(Structured figure records)

>> BEGIN

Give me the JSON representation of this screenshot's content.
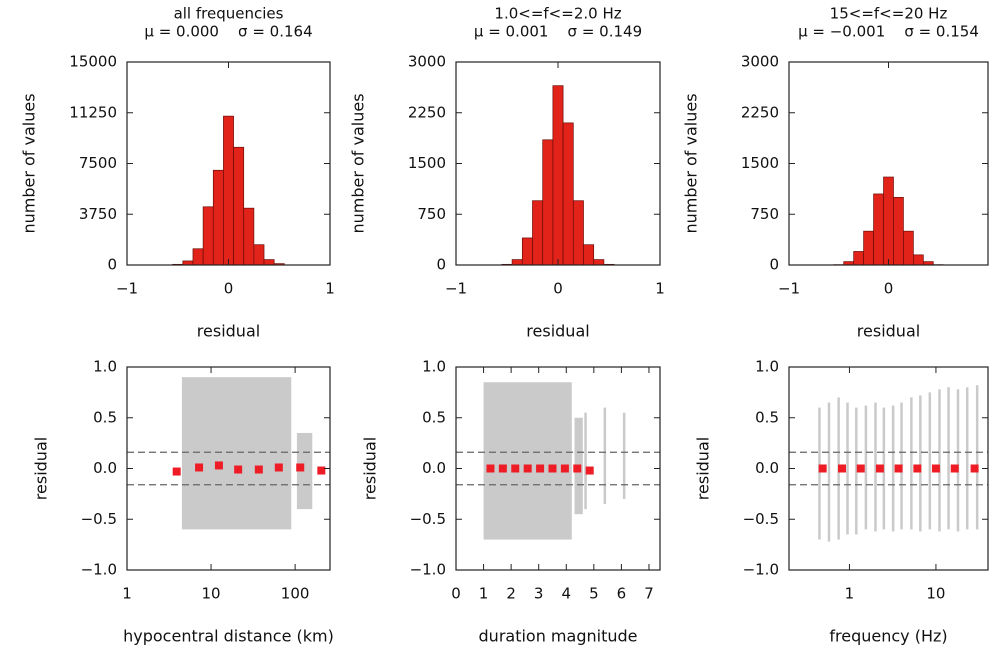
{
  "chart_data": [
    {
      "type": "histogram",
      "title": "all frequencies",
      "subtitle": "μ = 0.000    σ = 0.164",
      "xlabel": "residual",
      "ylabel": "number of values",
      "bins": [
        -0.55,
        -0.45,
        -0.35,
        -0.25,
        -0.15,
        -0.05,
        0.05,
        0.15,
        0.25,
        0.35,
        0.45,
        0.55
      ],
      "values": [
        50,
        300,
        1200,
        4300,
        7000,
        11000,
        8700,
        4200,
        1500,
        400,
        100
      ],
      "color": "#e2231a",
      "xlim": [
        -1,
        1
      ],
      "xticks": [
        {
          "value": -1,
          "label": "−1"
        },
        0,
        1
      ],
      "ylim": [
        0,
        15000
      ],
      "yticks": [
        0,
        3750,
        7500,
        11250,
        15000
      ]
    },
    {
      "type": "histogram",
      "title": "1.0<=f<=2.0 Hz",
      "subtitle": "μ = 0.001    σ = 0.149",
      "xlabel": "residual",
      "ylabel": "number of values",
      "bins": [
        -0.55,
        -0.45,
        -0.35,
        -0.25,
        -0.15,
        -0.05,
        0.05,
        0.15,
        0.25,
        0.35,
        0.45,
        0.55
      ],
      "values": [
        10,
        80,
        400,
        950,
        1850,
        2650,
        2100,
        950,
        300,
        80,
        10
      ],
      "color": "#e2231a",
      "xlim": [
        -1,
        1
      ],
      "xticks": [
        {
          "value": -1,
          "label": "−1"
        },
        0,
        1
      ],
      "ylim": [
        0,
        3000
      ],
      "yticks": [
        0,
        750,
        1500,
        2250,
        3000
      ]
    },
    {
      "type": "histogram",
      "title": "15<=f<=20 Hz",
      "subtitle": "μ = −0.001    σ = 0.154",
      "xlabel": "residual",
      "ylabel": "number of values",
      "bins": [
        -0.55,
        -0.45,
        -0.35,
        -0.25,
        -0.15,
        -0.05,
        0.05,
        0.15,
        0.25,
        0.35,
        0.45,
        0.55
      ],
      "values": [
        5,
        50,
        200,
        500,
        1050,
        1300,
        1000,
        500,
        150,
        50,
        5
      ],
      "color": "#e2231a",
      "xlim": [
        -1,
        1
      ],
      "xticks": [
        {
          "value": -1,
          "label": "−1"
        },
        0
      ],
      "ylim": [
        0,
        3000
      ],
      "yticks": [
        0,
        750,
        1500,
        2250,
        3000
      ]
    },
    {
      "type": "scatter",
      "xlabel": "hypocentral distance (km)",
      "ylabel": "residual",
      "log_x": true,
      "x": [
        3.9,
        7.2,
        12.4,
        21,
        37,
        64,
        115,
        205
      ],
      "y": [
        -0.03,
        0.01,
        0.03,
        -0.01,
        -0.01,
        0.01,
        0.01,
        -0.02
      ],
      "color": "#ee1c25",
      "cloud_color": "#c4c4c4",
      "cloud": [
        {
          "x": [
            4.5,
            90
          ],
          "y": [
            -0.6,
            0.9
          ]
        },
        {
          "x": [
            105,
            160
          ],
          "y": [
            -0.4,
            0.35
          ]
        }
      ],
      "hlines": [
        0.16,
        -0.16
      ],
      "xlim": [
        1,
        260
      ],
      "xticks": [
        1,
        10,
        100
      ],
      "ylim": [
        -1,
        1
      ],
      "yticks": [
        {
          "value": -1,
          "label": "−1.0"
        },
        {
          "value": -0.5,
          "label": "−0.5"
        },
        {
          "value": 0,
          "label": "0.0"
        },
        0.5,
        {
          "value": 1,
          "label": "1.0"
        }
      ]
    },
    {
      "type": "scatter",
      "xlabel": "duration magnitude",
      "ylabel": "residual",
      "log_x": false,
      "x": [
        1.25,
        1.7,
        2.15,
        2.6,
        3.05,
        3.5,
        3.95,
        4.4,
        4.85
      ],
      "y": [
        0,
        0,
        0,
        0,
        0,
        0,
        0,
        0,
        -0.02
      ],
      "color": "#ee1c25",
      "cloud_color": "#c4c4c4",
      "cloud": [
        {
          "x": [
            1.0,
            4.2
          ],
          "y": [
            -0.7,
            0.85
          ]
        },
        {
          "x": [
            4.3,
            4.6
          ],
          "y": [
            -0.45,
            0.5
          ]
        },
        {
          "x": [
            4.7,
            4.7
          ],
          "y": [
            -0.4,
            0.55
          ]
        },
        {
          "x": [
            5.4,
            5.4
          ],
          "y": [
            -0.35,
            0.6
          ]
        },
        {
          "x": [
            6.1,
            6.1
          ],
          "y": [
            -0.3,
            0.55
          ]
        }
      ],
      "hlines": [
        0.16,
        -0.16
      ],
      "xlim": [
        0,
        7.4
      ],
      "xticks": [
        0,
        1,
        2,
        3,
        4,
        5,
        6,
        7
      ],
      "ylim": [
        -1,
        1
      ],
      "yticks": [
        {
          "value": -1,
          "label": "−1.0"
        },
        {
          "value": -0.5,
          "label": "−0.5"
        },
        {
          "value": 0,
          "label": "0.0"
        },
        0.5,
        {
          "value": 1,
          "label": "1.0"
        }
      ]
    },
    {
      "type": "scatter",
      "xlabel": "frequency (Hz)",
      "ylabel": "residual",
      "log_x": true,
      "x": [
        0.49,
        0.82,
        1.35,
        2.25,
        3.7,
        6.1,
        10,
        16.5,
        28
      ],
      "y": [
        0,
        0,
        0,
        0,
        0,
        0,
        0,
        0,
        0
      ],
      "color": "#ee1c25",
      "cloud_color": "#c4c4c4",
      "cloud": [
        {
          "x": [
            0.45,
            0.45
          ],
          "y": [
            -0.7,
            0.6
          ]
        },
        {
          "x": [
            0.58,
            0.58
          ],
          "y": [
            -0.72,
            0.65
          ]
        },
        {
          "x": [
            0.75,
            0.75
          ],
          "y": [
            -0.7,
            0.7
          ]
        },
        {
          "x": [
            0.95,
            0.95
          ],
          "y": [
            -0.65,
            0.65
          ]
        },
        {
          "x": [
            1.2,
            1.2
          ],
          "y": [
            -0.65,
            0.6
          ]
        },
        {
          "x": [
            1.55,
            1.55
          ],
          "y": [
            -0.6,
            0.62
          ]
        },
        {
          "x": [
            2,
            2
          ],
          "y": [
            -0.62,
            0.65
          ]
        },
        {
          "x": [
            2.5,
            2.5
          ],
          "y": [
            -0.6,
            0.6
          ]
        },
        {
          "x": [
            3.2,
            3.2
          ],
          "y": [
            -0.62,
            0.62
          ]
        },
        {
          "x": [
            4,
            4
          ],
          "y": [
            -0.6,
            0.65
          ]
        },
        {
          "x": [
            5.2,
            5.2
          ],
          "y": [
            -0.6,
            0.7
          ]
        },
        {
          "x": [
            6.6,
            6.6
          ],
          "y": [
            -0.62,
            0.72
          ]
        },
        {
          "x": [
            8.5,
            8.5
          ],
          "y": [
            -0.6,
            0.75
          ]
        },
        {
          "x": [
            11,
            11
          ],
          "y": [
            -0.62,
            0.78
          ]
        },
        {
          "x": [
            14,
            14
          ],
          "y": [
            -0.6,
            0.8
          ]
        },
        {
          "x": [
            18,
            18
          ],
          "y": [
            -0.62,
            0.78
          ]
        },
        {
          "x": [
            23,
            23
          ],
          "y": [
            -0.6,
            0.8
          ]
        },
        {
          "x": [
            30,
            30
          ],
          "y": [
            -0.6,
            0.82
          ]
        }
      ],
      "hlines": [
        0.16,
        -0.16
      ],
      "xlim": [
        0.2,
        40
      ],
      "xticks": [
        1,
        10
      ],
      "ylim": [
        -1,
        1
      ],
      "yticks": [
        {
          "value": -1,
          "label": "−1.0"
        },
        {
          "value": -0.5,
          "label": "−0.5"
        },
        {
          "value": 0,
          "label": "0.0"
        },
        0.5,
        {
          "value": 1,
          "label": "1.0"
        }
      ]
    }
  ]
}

>> END

● **YOUR TASK**
Show the lines of the records that include the string "subtitle".

● **OUTPUT FOR THIS EXERCISE**
      "subtitle": "μ = 0.000    σ = 0.164",
      "subtitle": "μ = 0.001    σ = 0.149",
      "subtitle": "μ = −0.001    σ = 0.154",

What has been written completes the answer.